TASK PROMPT:
Copy each line below without leaving any out.

MATERIAL TO PROCESS:
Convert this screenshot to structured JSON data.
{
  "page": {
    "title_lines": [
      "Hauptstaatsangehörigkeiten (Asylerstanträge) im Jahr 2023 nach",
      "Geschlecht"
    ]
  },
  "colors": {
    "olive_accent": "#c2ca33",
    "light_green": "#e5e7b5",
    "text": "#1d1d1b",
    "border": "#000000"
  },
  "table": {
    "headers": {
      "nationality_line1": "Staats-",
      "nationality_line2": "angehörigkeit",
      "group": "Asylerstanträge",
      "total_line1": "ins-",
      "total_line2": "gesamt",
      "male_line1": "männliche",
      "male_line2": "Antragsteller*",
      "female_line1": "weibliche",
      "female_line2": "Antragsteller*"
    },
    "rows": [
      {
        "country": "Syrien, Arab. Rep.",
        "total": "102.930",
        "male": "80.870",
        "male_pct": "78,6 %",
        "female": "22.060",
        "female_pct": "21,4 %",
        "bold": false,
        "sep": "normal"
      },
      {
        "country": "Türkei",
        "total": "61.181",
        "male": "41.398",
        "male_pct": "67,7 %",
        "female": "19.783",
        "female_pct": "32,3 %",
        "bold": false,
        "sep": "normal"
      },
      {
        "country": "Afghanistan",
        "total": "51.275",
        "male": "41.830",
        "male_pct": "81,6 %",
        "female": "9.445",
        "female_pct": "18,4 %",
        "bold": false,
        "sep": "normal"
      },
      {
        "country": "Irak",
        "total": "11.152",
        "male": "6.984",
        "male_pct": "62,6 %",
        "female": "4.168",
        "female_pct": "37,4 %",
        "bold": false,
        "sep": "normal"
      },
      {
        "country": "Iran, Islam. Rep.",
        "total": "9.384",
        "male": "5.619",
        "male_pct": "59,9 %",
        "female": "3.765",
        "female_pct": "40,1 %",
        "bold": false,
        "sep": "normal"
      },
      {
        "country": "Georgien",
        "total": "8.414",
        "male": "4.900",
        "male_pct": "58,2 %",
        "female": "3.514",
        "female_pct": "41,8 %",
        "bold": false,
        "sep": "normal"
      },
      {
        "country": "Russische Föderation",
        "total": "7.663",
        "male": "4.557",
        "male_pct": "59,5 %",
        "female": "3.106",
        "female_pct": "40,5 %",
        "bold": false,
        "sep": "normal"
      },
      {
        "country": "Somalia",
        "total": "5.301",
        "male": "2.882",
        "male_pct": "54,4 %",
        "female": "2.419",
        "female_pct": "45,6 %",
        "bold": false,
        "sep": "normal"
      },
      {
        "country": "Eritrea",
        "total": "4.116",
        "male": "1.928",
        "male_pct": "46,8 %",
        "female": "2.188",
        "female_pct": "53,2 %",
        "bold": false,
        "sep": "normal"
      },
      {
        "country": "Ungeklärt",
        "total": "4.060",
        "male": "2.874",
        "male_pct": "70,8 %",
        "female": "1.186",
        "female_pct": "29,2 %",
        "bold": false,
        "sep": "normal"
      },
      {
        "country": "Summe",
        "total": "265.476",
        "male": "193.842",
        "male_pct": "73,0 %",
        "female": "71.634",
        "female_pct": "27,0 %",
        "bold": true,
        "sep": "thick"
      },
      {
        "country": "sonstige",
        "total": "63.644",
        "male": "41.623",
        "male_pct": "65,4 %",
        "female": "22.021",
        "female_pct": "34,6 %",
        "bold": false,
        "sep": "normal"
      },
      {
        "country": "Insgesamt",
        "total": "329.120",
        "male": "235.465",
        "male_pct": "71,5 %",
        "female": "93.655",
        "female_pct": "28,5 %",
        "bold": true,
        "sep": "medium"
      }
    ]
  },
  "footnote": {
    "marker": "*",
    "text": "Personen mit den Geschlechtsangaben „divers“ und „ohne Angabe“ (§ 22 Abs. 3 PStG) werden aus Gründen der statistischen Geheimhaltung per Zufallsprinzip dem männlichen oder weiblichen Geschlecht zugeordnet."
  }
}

TASK SOLUTION:
Convert this screenshot to structured JSON data.
{
  "page": {
    "title_lines": [
      "Hauptstaatsangehörigkeiten (Asylerstanträge) im Jahr 2023 nach",
      "Geschlecht"
    ]
  },
  "colors": {
    "olive_accent": "#c2ca33",
    "light_green": "#e5e7b5",
    "text": "#1d1d1b",
    "border": "#000000"
  },
  "table": {
    "headers": {
      "nationality_line1": "Staats-",
      "nationality_line2": "angehörigkeit",
      "group": "Asylerstanträge",
      "total_line1": "ins-",
      "total_line2": "gesamt",
      "male_line1": "männliche",
      "male_line2": "Antragsteller*",
      "female_line1": "weibliche",
      "female_line2": "Antragsteller*"
    },
    "rows": [
      {
        "country": "Syrien, Arab. Rep.",
        "total": "102.930",
        "male": "80.870",
        "male_pct": "78,6 %",
        "female": "22.060",
        "female_pct": "21,4 %",
        "bold": false,
        "sep": "normal"
      },
      {
        "country": "Türkei",
        "total": "61.181",
        "male": "41.398",
        "male_pct": "67,7 %",
        "female": "19.783",
        "female_pct": "32,3 %",
        "bold": false,
        "sep": "normal"
      },
      {
        "country": "Afghanistan",
        "total": "51.275",
        "male": "41.830",
        "male_pct": "81,6 %",
        "female": "9.445",
        "female_pct": "18,4 %",
        "bold": false,
        "sep": "normal"
      },
      {
        "country": "Irak",
        "total": "11.152",
        "male": "6.984",
        "male_pct": "62,6 %",
        "female": "4.168",
        "female_pct": "37,4 %",
        "bold": false,
        "sep": "normal"
      },
      {
        "country": "Iran, Islam. Rep.",
        "total": "9.384",
        "male": "5.619",
        "male_pct": "59,9 %",
        "female": "3.765",
        "female_pct": "40,1 %",
        "bold": false,
        "sep": "normal"
      },
      {
        "country": "Georgien",
        "total": "8.414",
        "male": "4.900",
        "male_pct": "58,2 %",
        "female": "3.514",
        "female_pct": "41,8 %",
        "bold": false,
        "sep": "normal"
      },
      {
        "country": "Russische Föderation",
        "total": "7.663",
        "male": "4.557",
        "male_pct": "59,5 %",
        "female": "3.106",
        "female_pct": "40,5 %",
        "bold": false,
        "sep": "normal"
      },
      {
        "country": "Somalia",
        "total": "5.301",
        "male": "2.882",
        "male_pct": "54,4 %",
        "female": "2.419",
        "female_pct": "45,6 %",
        "bold": false,
        "sep": "normal"
      },
      {
        "country": "Eritrea",
        "total": "4.116",
        "male": "1.928",
        "male_pct": "46,8 %",
        "female": "2.188",
        "female_pct": "53,2 %",
        "bold": false,
        "sep": "normal"
      },
      {
        "country": "Ungeklärt",
        "total": "4.060",
        "male": "2.874",
        "male_pct": "70,8 %",
        "female": "1.186",
        "female_pct": "29,2 %",
        "bold": false,
        "sep": "normal"
      },
      {
        "country": "Summe",
        "total": "265.476",
        "male": "193.842",
        "male_pct": "73,0 %",
        "female": "71.634",
        "female_pct": "27,0 %",
        "bold": true,
        "sep": "thick"
      },
      {
        "country": "sonstige",
        "total": "63.644",
        "male": "41.623",
        "male_pct": "65,4 %",
        "female": "22.021",
        "female_pct": "34,6 %",
        "bold": false,
        "sep": "normal"
      },
      {
        "country": "Insgesamt",
        "total": "329.120",
        "male": "235.465",
        "male_pct": "71,5 %",
        "female": "93.655",
        "female_pct": "28,5 %",
        "bold": true,
        "sep": "medium"
      }
    ]
  },
  "footnote": {
    "marker": "*",
    "text": "Personen mit den Geschlechtsangaben „divers“ und „ohne Angabe“ (§ 22 Abs. 3 PStG) werden aus Gründen der statistischen Geheimhaltung per Zufallsprinzip dem männlichen oder weiblichen Geschlecht zugeordnet."
  }
}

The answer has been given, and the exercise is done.